[[ Given text open ]]
The film shows that MoviePass' rise was an uphill battle. Accessibility was the main objective when launching the app. Yet because Spikes and Watt failed the paper bag test in the eyes of investors, their options for growth were limited. As each detail recounting these events comes to light, Muta'Ali transparently discusses the racist foundations in every field, that no matter how far your career takes you, the grand inherent discrimination against Black entrepreneurs within practically every field limits their opportunities. 

The moment Mitch Lowe of Redbox and Helios and Matheson CEO Ted Farnsworth step in, MoviePass, MovieCrash spirals into something of an unreleased Atlanta episode, for it's a karmic cautionary, eye-opening tale about a Black business being co-opted by egotistical, heartless white dudes. The more influence the new guards had on the app's image, the further Spikes and Watt went to the back of the bus, and the absurdism was relentless. It came to a point that Lowe and Farnsworth were going to talk shows promoting the app and claiming, "Oh yeah, we founded the app," and nobody did their research and called them out on their bullshit. 

They took a page out of Billy McFarland of Fyre Fest's playbook. Lowe and Farnsworth were burning through the money they needed, hiring models and influencers to promote the app, funding parties, and painting their logo on helicopters and ice sculptures. Meanwhile, customer service was slaving away to handle user issues with the app's functionality. It's so damning it deepens the Atlanta-styled surrealist-meets-absurdist nature. I was waiting for the "written by Stephen Glover and Donald Glover" credit by the end.
[[ Given text closed ]]
[[ Data listing open ]]
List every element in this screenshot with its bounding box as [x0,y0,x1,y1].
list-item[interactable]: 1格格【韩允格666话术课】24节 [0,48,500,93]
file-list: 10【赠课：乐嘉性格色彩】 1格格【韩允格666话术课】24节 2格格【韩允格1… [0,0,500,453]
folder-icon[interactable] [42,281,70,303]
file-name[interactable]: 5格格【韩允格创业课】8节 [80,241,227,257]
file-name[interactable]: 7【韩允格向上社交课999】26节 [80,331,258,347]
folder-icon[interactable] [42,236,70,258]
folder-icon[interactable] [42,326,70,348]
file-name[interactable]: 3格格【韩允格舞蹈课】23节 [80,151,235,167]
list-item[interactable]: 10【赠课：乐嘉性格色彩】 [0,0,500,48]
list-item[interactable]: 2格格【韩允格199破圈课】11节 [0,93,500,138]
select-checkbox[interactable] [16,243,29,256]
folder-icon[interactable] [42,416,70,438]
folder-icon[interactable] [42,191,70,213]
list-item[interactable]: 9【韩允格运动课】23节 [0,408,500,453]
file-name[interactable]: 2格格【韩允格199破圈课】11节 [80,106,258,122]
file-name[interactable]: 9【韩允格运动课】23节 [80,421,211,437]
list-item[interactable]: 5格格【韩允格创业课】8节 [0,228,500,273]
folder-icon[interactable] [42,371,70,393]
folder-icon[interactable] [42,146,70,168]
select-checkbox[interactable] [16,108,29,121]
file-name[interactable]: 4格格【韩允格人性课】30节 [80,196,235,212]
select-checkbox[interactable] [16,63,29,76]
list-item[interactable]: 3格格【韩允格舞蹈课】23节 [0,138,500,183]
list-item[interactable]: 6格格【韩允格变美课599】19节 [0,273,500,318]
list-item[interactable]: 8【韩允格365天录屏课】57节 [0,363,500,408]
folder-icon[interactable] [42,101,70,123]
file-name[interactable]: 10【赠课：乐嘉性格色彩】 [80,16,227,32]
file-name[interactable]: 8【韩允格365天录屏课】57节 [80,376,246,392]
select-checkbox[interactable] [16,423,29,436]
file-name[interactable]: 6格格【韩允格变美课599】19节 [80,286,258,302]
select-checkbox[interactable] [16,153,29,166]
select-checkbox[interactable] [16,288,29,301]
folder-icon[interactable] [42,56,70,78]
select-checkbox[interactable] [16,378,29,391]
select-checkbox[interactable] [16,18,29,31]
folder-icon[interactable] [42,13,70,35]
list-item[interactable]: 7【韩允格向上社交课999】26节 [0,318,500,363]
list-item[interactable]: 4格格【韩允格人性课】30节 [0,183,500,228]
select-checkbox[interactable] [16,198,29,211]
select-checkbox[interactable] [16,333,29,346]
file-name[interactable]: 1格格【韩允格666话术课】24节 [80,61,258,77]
[[ Data listing closed ]]
Translate this sentence from the MoviePass film review into Spanish: "Meanwhile, customer service was slaving away to handle user issues with the app's functionality."

Mientras tanto, el servicio de atención al cliente se mataba trabajando para resolver los problemas de los usuarios con el funcionamiento de la aplicación.